Do this:
Omit all images. Transcribe the rest of the material below exactly.

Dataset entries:
%%
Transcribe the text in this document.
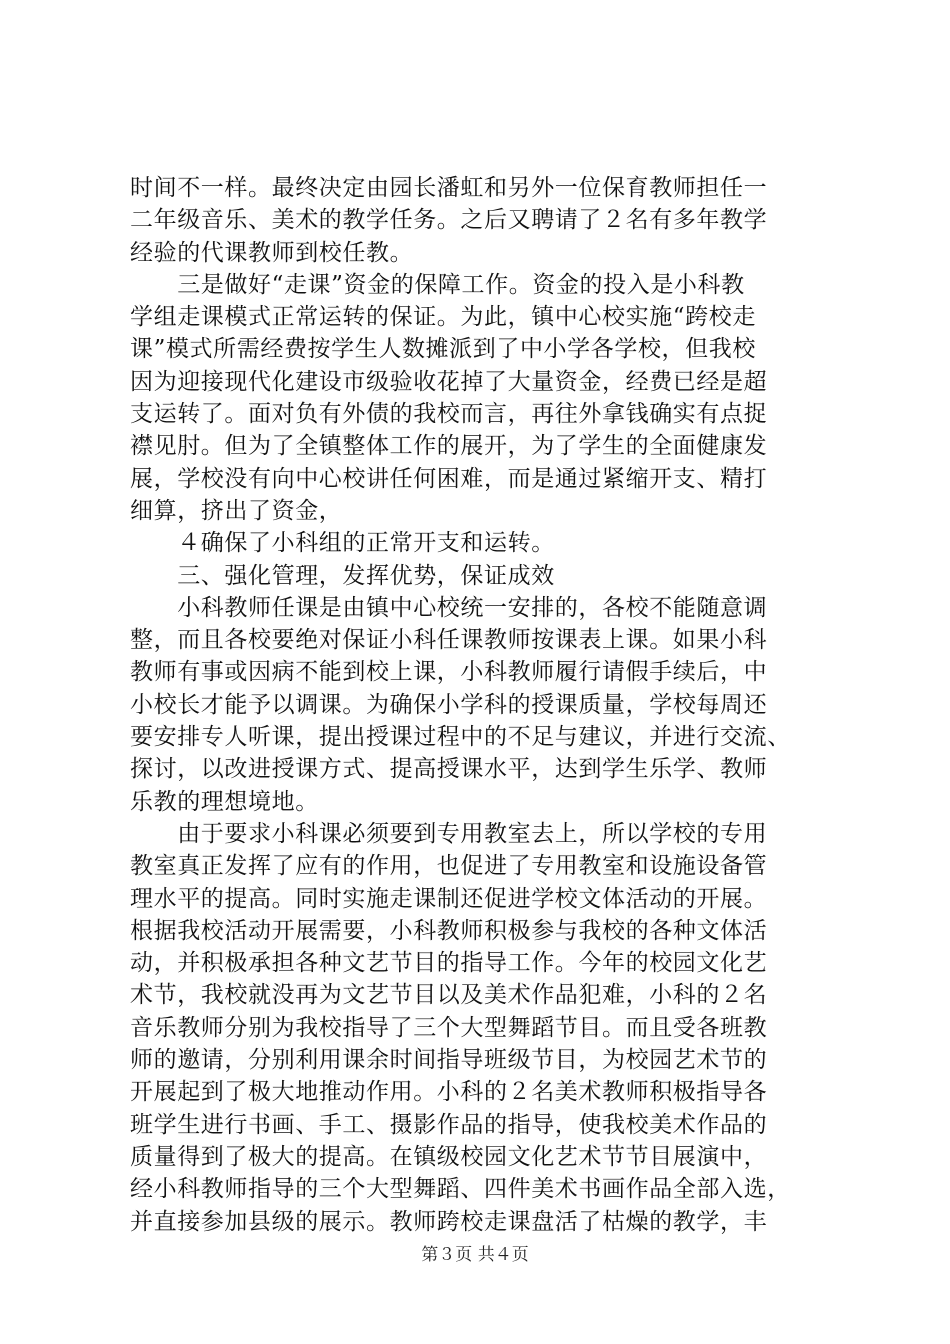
时间不一样。最终决定由园长潘虹和另外一位保育教师担任一
二年级音乐、美术的教学任务。之后又聘请了２名有多年教学
经验的代课教师到校任教。
　　三是做好“走课”资金的保障工作。资金的投入是小科教
学组走课模式正常运转的保证。为此，镇中心校实施“跨校走
课”模式所需经费按学生人数摊派到了中小学各学校，但我校
因为迎接现代化建设市级验收花掉了大量资金，经费已经是超
支运转了。面对负有外债的我校而言，再往外拿钱确实有点捉
襟见肘。但为了全镇整体工作的展开，为了学生的全面健康发
展，学校没有向中心校讲任何困难，而是通过紧缩开支、精打
细算，挤出了资金，
　　４确保了小科组的正常开支和运转。
　　三、强化管理，发挥优势，保证成效
　　小科教师任课是由镇中心校统一安排的，各校不能随意调
整，而且各校要绝对保证小科任课教师按课表上课。如果小科
教师有事或因病不能到校上课，小科教师履行请假手续后，中
小校长才能予以调课。为确保小学科的授课质量，学校每周还
要安排专人听课，提出授课过程中的不足与建议，并进行交流、
探讨，以改进授课方式、提高授课水平，达到学生乐学、教师
乐教的理想境地。
　　由于要求小科课必须要到专用教室去上，所以学校的专用
教室真正发挥了应有的作用，也促进了专用教室和设施设备管
理水平的提高。同时实施走课制还促进学校文体活动的开展。
根据我校活动开展需要，小科教师积极参与我校的各种文体活
动，并积极承担各种文艺节目的指导工作。今年的校园文化艺
术节，我校就没再为文艺节目以及美术作品犯难，小科的２名
音乐教师分别为我校指导了三个大型舞蹈节目。而且受各班教
师的邀请，分别利用课余时间指导班级节目，为校园艺术节的
开展起到了极大地推动作用。小科的２名美术教师积极指导各
班学生进行书画、手工、摄影作品的指导，使我校美术作品的
质量得到了极大的提高。在镇级校园文化艺术节节目展演中，
经小科教师指导的三个大型舞蹈、四件美术书画作品全部入选，
并直接参加县级的展示。教师跨校走课盘活了枯燥的教学，丰
第３页 共４页
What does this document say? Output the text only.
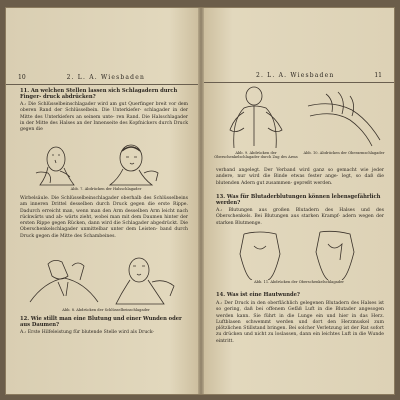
10	2. L. A. Wiesbaden
11. An welchen Stellen lassen sich Schlagadern durch Finger- druck abdrücken?
A.: Die Schlüsselbeinschlagader wird am gut Querfinger breit vor dem oberen Rand der Schlüsselbein. Die Unterkiefer- schlagader in der Mitte des Unterkiefers an seinem unte- ren Rand. Die Halsschlagader in der Mitte des Halses an der Innenseite des Kopfnickers durch Druck gegen die
Abb. 7. Abdrücken der Halsschlagader
Wirbelsäule. Die Schlüsselbeinschlagader oberhalb des Schlüsselbeins am inneren Drittel desselben durch Druck gegen die erste Rippe. Dadurch erreicht man, wenn man den Arm desselben Arm leicht nach rückwärts und ab- wärts zieht, wobei man mit dem Daumen hinter der ersten Rippe gegen Rücken, dann wird die Schlagader abgedrückt. Die Oberschenkelschlagader unmittelbar unter dem Leisten- band durch Druck gegen die Mitte des Schambeines.
Abb. 8. Abdrücken der Schlüsselbeinschlagader
12. Wie stillt man eine Blutung und einer Wunden oder aus Daumen?
A.: Erste Hilfeleistung für blutende Stelle wird als Druck-
2. L. A. Wiesbaden	11
Abb. 9. Abdrücken der Oberschenkelschlagader durch Zug des Arms
Abb. 10. Abdrücken der Oberarmschlagader
verband angelegt. Der Verband wird ganz so gemacht wie jeder andere, nur wird die Binde etwas fester ange- legt, so daß die blutenden Adern gut zusammen- gepreßt werden.
13. Was für Blutaderblutungen können lebensgefährlich werden?
A.: Blutungen aus großen Blutadern des Halses und des Oberschenkels. Bei Blutungen aus starken Krampf- adern wegen der starken Blutmenge.
Abb. 11. Abdrücken der Oberschenkelschlagader
14. Was ist eine Hautwunde?
A.: Der Druck in den oberflächlich gelegenen Blutadern des Halses ist so gering, daß bei offenem Gefäß Luft in die Blutader angesogen werden kann. Sie führt in die Lunge ein und hier in das Herz. Luftblasen schwemmt werden und dort den Herzmuskel zum plötzlichen Stillstand bringen. Bei solcher Verletzung ist der Rat sofort zu drücken und nicht zu loslassen, dann ein leichtes Luft in die Wunde eintritt.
%%
Task output:
Transcribe the text in this document.
时间不一样。最终决定由园长潘虹和另外一位保育教师担任一
二年级音乐、美术的教学任务。之后又聘请了２名有多年教学
经验的代课教师到校任教。
　　三是做好“走课”资金的保障工作。资金的投入是小科教
学组走课模式正常运转的保证。为此，镇中心校实施“跨校走
课”模式所需经费按学生人数摊派到了中小学各学校，但我校
因为迎接现代化建设市级验收花掉了大量资金，经费已经是超
支运转了。面对负有外债的我校而言，再往外拿钱确实有点捉
襟见肘。但为了全镇整体工作的展开，为了学生的全面健康发
展，学校没有向中心校讲任何困难，而是通过紧缩开支、精打
细算，挤出了资金，
　　４确保了小科组的正常开支和运转。
　　三、强化管理，发挥优势，保证成效
　　小科教师任课是由镇中心校统一安排的，各校不能随意调
整，而且各校要绝对保证小科任课教师按课表上课。如果小科
教师有事或因病不能到校上课，小科教师履行请假手续后，中
小校长才能予以调课。为确保小学科的授课质量，学校每周还
要安排专人听课，提出授课过程中的不足与建议，并进行交流、
探讨，以改进授课方式、提高授课水平，达到学生乐学、教师
乐教的理想境地。
　　由于要求小科课必须要到专用教室去上，所以学校的专用
教室真正发挥了应有的作用，也促进了专用教室和设施设备管
理水平的提高。同时实施走课制还促进学校文体活动的开展。
根据我校活动开展需要，小科教师积极参与我校的各种文体活
动，并积极承担各种文艺节目的指导工作。今年的校园文化艺
术节，我校就没再为文艺节目以及美术作品犯难，小科的２名
音乐教师分别为我校指导了三个大型舞蹈节目。而且受各班教
师的邀请，分别利用课余时间指导班级节目，为校园艺术节的
开展起到了极大地推动作用。小科的２名美术教师积极指导各
班学生进行书画、手工、摄影作品的指导，使我校美术作品的
质量得到了极大的提高。在镇级校园文化艺术节节目展演中，
经小科教师指导的三个大型舞蹈、四件美术书画作品全部入选，
并直接参加县级的展示。教师跨校走课盘活了枯燥的教学，丰
第３页 共４页
What does this document say? Output the text only.
10	2. L. A. Wiesbaden
11. An welchen Stellen lassen sich Schlagadern durch Finger- druck abdrücken?
A.: Die Schlüsselbeinschlagader wird am gut Querfinger breit vor dem oberen Rand der Schlüsselbein. Die Unterkiefer- schlagader in der Mitte des Unterkiefers an seinem unte- ren Rand. Die Halsschlagader in der Mitte des Halses an der Innenseite des Kopfnickers durch Druck gegen die
Abb. 7. Abdrücken der Halsschlagader
Wirbelsäule. Die Schlüsselbeinschlagader oberhalb des Schlüsselbeins am inneren Drittel desselben durch Druck gegen die erste Rippe. Dadurch erreicht man, wenn man den Arm desselben Arm leicht nach rückwärts und ab- wärts zieht, wobei man mit dem Daumen hinter der ersten Rippe gegen Rücken, dann wird die Schlagader abgedrückt. Die Oberschenkelschlagader unmittelbar unter dem Leisten- band durch Druck gegen die Mitte des Schambeines.
Abb. 8. Abdrücken der Schlüsselbeinschlagader
12. Wie stillt man eine Blutung und einer Wunden oder aus Daumen?
A.: Erste Hilfeleistung für blutende Stelle wird als Druck-
2. L. A. Wiesbaden	11
Abb. 9. Abdrücken der Oberschenkelschlagader durch Zug des Arms
Abb. 10. Abdrücken der Oberarmschlagader
verband angelegt. Der Verband wird ganz so gemacht wie jeder andere, nur wird die Binde etwas fester ange- legt, so daß die blutenden Adern gut zusammen- gepreßt werden.
13. Was für Blutaderblutungen können lebensgefährlich werden?
A.: Blutungen aus großen Blutadern des Halses und des Oberschenkels. Bei Blutungen aus starken Krampf- adern wegen der starken Blutmenge.
Abb. 11. Abdrücken der Oberschenkelschlagader
14. Was ist eine Hautwunde?
A.: Der Druck in den oberflächlich gelegenen Blutadern des Halses ist so gering, daß bei offenem Gefäß Luft in die Blutader angesogen werden kann. Sie führt in die Lunge ein und hier in das Herz. Luftblasen schwemmt werden und dort den Herzmuskel zum plötzlichen Stillstand bringen. Bei solcher Verletzung ist der Rat sofort zu drücken und nicht zu loslassen, dann ein leichtes Luft in die Wunde eintritt.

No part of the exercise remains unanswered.